● Objetivo 1
Reproduza fielmente, do excerto sobre os homens e Humphrey Bogart, o trecho que começa nas palavras que contêm "Humphrey Bogart" e termina em "uma existência sombria.".
● Objetivo 2
Apresente a continuação do excerto sobre os homens e Humphrey Bogart, a partir do ponto em que ele termina.

● Excerto do texto
==========

Os homens. Falemos então de “os homens”. Seres de coração puro, líricos. Seres sofridos, tanto faz que seja a cappela ou com orquestra e coro. A violência dos trabalhos, a áspera barba, o grosseiro fato de macaco: tudo fragilidades quando se arranha a superfície. Movem-se como ursos: bailarinos inconfessados e insuspeitos. Mesmo num triciclo onde pedalam a sua inocência é já para o amor que pedalam porque é muito só o homem sem amor. Mesmo ou se canta e dança como James Gandolfini.

Os extractos são do peculiar “Romances and Cigarettes” realizado por bizarro John Turturro.

Humphrey Bogart

Bogart

Na Broadway, já ganhava 500 dólares por semana, e bastara-lhe a experiência de um filme para se desiludir de Hollywood. Tinha 35 anos e preparava-se para se resignar a uma existência sombria.

Humphrey DeForest Bogart nascera a 23 de Janeiro de 1899, embora o departamento de publicidade da Warner o dê, congeminando subtil variação, como nascido no dia de Natal. Um menino Jesus noir.

==========

● Linhas de dados
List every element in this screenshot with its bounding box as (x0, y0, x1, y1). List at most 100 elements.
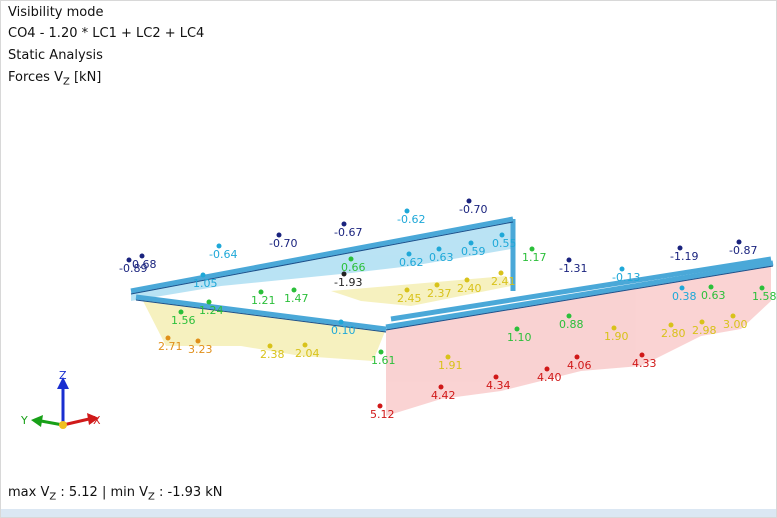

==========

● Resposta à tarefa 1
Humphrey Bogart

Bogart

Na Broadway, já ganhava 500 dólares por semana, e bastara-lhe a experiência de um filme para se desiludir de Hollywood. Tinha 35 anos e preparava-se para se resignar a uma existência sombria.

● Resposta à tarefa 2
Numa tarde de Outono, estava 1934 a chegar ao fim, preparando-se para protagonizar a peça “The Petrified Forrest”, de Robert E. Sherwood, o actor Leslie Howard convidou-o para ser seu parceiro e fazer o papel de Duke Mantee, “a foul mouthed vicious killer”. Bogie aceitou e, deu-se o grande salto, trampolim para outras famas. A peça foi um êxito e a Warner quis fazer o filme. Howard aceitou com a condição de que Bogart fosse com ele e voltasse a ser, como na peça, um Duke Mantee que, como diz Jorge Luis Borges que viu o filme, era um “gangster fatigado, resignado a matar (e a fazer-se matar) como os outros a morrer”. É muito provável que Bogart nunca tenha lido esta tão exacta definição, mas mesmo assim caprichou em não fazer outra coisa que não fosse dar-lhe razão.

Ainda assim, Hollywood não se convenceu logo. Os thirties eram o tempo de heróis à Gary Cooper, um “gentle giant” que sumarizava a inocência da América, galante e obstinado a lutar pela Boa Causa. E depois, como era belo. Até o insuspeito Hemingway lhe caiu nos braços: “the most beautiful man I ever met!”. A beleza de Cooper submergiu a década, o seu “play natural” também. Era uma água cristalina e Bogart era homem para beber tudo menos água.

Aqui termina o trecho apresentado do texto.